____ Listed entries

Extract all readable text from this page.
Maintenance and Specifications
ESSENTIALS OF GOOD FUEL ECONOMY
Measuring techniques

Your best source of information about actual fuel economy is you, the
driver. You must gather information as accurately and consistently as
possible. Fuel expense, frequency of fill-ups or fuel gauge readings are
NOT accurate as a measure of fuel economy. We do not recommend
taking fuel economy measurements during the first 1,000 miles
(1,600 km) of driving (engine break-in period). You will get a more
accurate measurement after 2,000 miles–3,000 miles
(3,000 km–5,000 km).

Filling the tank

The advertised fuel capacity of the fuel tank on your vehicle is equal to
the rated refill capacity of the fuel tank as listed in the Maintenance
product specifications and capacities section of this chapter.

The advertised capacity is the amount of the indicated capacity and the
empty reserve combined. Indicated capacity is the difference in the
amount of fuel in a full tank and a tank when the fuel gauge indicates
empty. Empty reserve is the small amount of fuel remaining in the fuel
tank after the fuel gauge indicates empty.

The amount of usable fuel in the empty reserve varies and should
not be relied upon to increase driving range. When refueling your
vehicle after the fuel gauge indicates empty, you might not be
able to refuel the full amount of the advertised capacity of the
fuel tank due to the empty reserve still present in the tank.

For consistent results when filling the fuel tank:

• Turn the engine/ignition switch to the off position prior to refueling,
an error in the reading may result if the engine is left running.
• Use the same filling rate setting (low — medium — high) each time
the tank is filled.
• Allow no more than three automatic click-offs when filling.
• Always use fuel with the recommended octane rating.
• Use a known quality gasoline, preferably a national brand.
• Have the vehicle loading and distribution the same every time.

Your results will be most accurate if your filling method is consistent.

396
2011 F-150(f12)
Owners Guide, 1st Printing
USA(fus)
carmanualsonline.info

________
____ Listed entries

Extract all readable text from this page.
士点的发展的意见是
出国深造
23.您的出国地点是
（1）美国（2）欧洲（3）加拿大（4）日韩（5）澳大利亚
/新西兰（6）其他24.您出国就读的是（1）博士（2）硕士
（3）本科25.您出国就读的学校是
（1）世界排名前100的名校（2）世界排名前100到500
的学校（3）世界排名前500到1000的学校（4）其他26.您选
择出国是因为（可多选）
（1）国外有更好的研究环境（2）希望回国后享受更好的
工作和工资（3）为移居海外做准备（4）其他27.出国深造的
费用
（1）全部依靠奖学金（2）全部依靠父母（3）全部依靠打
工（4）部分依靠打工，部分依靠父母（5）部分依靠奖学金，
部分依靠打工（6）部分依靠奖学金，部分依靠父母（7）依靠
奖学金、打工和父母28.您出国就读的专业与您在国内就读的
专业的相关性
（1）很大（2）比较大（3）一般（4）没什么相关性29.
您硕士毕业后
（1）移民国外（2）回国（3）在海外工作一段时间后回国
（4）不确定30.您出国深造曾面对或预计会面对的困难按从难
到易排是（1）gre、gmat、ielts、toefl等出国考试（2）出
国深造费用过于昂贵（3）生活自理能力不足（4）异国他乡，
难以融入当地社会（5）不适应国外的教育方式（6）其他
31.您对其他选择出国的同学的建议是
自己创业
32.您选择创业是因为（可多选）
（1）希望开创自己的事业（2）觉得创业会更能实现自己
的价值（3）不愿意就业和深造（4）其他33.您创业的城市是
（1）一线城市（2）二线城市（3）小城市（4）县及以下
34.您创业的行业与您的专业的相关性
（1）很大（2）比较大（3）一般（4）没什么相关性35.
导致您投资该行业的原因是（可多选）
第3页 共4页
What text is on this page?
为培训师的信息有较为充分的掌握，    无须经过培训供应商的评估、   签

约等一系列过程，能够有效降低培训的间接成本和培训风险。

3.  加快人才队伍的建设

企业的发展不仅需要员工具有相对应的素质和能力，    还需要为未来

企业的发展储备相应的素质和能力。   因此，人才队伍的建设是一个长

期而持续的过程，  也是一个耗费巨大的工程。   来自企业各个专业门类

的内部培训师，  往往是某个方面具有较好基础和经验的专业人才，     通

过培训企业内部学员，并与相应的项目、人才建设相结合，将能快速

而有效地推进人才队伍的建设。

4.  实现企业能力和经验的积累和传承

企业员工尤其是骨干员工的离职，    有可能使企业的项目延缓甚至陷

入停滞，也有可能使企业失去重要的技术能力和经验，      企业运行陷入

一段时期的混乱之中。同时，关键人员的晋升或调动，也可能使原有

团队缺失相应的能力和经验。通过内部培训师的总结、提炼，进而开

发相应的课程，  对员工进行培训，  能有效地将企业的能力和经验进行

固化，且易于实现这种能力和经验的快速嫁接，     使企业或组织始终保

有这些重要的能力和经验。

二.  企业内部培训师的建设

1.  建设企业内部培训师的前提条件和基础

________
____ Listed entries

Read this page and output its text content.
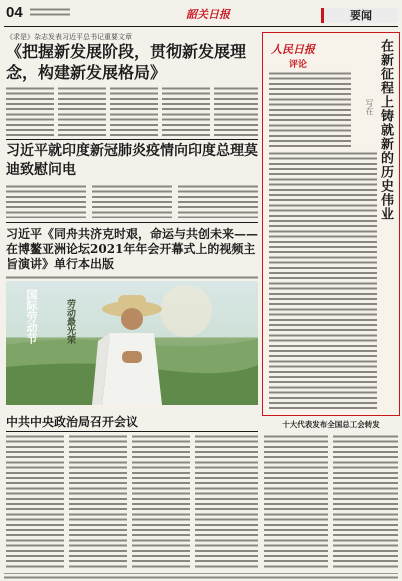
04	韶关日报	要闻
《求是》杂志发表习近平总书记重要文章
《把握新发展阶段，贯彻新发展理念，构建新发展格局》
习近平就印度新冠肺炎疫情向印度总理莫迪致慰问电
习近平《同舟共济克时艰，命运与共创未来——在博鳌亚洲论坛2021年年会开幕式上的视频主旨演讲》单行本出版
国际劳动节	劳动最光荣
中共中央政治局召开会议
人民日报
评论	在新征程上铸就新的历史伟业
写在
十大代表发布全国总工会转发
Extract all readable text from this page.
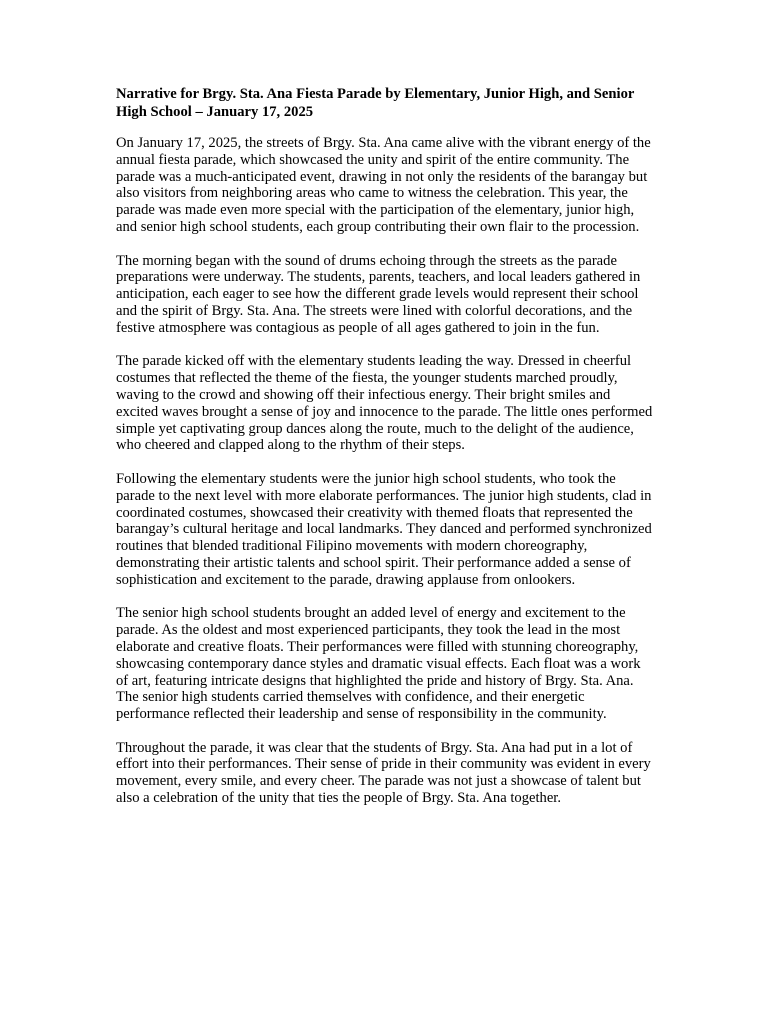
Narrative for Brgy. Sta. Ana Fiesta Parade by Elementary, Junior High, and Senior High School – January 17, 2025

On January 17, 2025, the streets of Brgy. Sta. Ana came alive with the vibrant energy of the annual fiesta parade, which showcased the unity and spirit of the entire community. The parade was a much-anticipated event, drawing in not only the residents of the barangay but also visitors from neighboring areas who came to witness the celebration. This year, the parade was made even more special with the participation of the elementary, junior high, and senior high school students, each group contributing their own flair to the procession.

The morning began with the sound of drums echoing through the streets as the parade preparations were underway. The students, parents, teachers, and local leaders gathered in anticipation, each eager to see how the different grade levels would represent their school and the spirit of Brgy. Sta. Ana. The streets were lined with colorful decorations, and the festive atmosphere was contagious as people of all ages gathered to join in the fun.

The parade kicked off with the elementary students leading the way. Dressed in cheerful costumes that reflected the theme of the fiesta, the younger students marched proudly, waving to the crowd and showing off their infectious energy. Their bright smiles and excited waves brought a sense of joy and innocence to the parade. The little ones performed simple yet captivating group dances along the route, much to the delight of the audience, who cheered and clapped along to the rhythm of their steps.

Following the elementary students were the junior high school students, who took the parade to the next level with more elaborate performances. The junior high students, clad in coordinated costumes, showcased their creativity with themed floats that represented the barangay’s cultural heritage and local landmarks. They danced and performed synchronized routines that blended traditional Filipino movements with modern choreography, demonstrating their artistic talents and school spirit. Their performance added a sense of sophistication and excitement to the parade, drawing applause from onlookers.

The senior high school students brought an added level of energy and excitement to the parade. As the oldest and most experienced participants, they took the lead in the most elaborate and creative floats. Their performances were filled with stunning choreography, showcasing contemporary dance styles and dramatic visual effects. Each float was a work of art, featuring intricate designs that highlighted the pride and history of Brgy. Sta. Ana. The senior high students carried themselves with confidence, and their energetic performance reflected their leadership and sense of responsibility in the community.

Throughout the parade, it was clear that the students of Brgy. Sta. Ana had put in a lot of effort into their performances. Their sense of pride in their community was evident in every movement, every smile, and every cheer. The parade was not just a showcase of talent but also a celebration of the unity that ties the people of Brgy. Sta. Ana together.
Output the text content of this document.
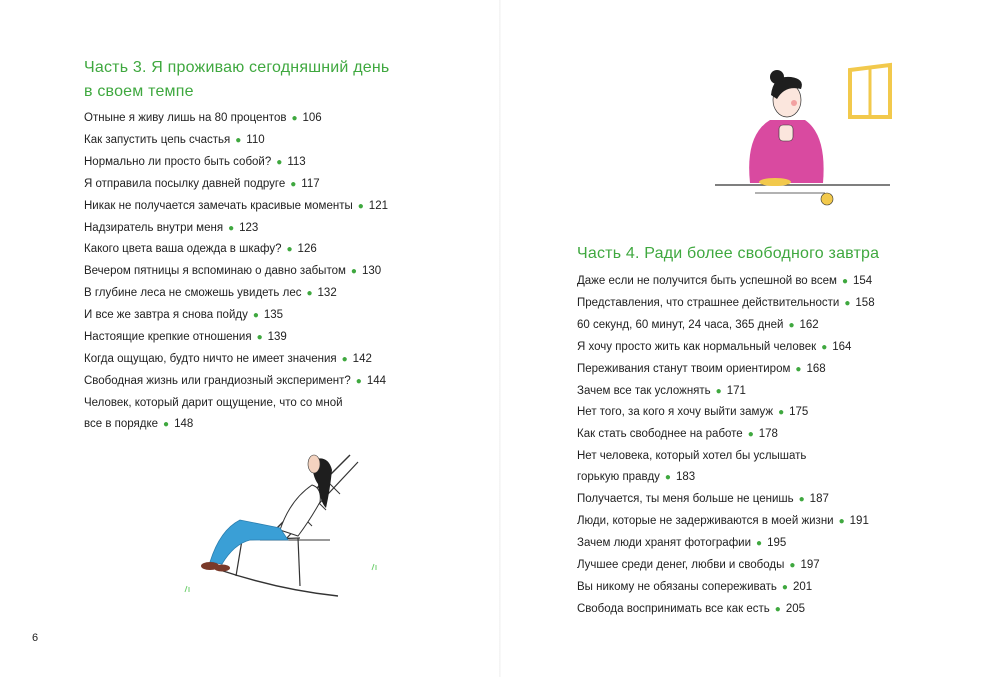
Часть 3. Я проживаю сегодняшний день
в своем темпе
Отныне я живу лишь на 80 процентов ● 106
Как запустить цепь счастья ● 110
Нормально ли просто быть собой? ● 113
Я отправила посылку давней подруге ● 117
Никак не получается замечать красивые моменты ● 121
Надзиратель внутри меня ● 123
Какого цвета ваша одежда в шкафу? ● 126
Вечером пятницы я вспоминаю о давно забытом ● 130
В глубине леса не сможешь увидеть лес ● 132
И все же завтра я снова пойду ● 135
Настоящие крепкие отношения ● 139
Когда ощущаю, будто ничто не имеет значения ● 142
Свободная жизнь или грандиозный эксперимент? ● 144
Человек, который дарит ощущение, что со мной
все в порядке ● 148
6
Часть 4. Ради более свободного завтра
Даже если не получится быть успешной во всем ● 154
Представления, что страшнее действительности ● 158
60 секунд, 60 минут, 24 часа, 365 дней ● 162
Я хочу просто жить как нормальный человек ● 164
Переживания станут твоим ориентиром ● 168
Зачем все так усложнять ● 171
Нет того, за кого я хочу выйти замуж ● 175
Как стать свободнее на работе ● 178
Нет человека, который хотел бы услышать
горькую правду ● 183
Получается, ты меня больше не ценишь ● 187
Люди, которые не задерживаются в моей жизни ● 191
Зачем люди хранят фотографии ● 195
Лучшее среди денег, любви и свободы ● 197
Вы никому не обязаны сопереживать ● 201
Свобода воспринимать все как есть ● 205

________

**Goal**
Select every line where the word "full" occurs.

**Answer to the problem**
amount of fuel in a full tank and a tank when the fuel gauge indicates
able to refuel the full amount of the advertised capacity of the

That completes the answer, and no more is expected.